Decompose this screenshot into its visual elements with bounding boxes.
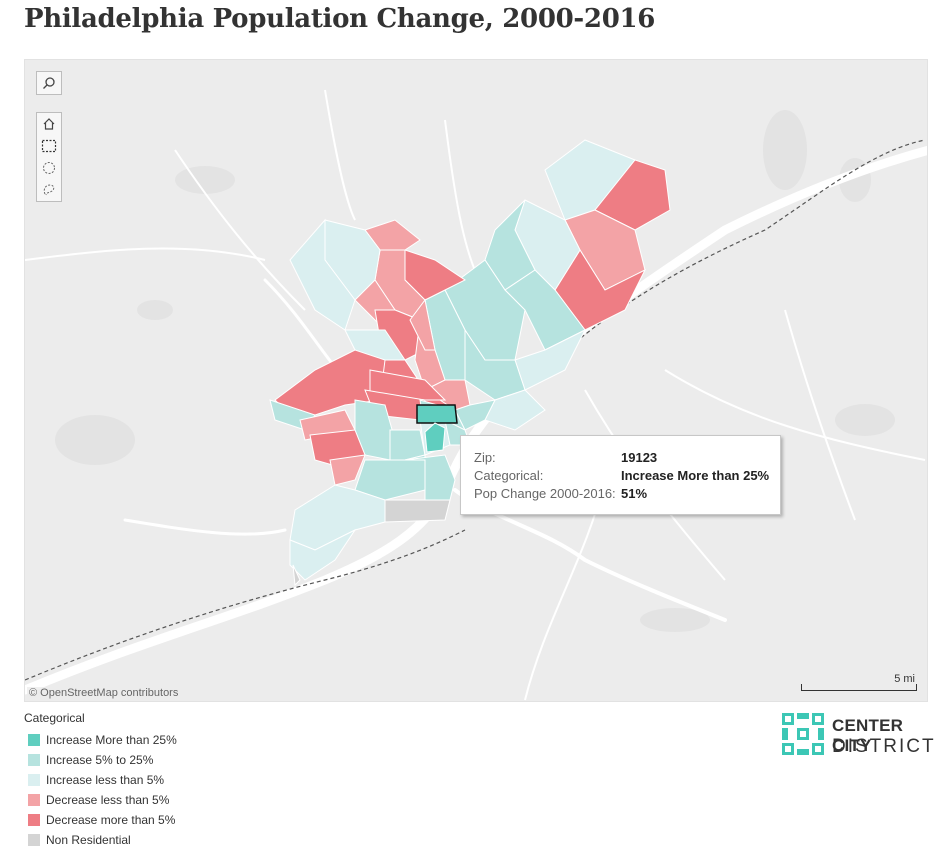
tooltip-key: Zip: (474, 450, 496, 465)
legend-swatch (28, 734, 40, 746)
scale-bar-line (801, 684, 917, 691)
radial-select-icon (43, 162, 55, 174)
logo-icon (782, 713, 824, 755)
legend-title: Categorical (24, 711, 85, 725)
tooltip-row-categorical: Categorical: Increase More than 25% (474, 467, 769, 485)
zip-tooltip: Zip: 19123 Categorical: Increase More than… (460, 435, 781, 515)
legend-swatch (28, 754, 40, 766)
logo-line1: CENTER CITY (832, 716, 904, 755)
legend-swatch (28, 794, 40, 806)
search-tool[interactable] (36, 71, 62, 95)
legend-label: Increase 5% to 25% (46, 753, 154, 767)
tooltip-value: 19123 (621, 450, 658, 465)
legend-label: Increase More than 25% (46, 733, 177, 747)
legend-swatch (28, 834, 40, 846)
rectangle-select-button[interactable] (37, 135, 61, 157)
map-attribution[interactable]: © OpenStreetMap contributors (27, 687, 181, 699)
legend-label: Increase less than 5% (46, 773, 165, 787)
selection-toolbar (36, 112, 62, 202)
rail-lines (25, 139, 926, 681)
tooltip-row-zip: Zip: 19123 (474, 449, 657, 467)
search-icon (43, 77, 55, 89)
legend-items: Increase More than 25% Increase 5% to 25%… (24, 730, 177, 850)
legend-label: Decrease more than 5% (46, 813, 176, 827)
tooltip-row-pop-change: Pop Change 2000-2016: 51% (474, 485, 647, 503)
zip-regions (269, 139, 671, 587)
search-button[interactable] (37, 72, 61, 94)
tooltip-key: Pop Change 2000-2016: (474, 486, 616, 501)
tooltip-value: Increase More than 25% (621, 468, 770, 483)
tooltip-key: Categorical: (474, 468, 544, 483)
scale-bar-label: 5 mi (894, 673, 915, 685)
legend-item[interactable]: Increase More than 25% (24, 730, 177, 750)
home-button[interactable] (37, 113, 61, 135)
map-base[interactable] (25, 60, 928, 702)
radial-select-button[interactable] (37, 157, 61, 179)
center-city-district-logo: CENTER CITY DISTRICT (780, 711, 934, 759)
lasso-select-button[interactable] (37, 179, 61, 201)
legend-item[interactable]: Non Residential (24, 830, 177, 850)
legend-item[interactable]: Increase 5% to 25% (24, 750, 177, 770)
legend-item[interactable]: Decrease less than 5% (24, 790, 177, 810)
tooltip-value: 51% (621, 486, 648, 501)
home-icon (43, 118, 55, 130)
lasso-select-icon (43, 184, 55, 196)
legend-swatch (28, 814, 40, 826)
legend-item[interactable]: Increase less than 5% (24, 770, 177, 790)
legend-swatch (28, 774, 40, 786)
legend-label: Non Residential (46, 833, 131, 847)
rectangle-select-icon (41, 139, 57, 153)
legend-item[interactable]: Decrease more than 5% (24, 810, 177, 830)
map-view[interactable]: © OpenStreetMap contributors 5 mi Zip: 19… (24, 59, 928, 702)
legend-label: Decrease less than 5% (46, 793, 170, 807)
logo-line2: DISTRICT (832, 736, 936, 757)
legend: Categorical Increase More than 25% Increa… (24, 711, 177, 850)
page-title: Philadelphia Population Change, 2000-201… (24, 4, 656, 34)
scale-bar: 5 mi (801, 673, 917, 691)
···
State only how many lines of the records contain the string "rectangle".

### Answer to this problem:
2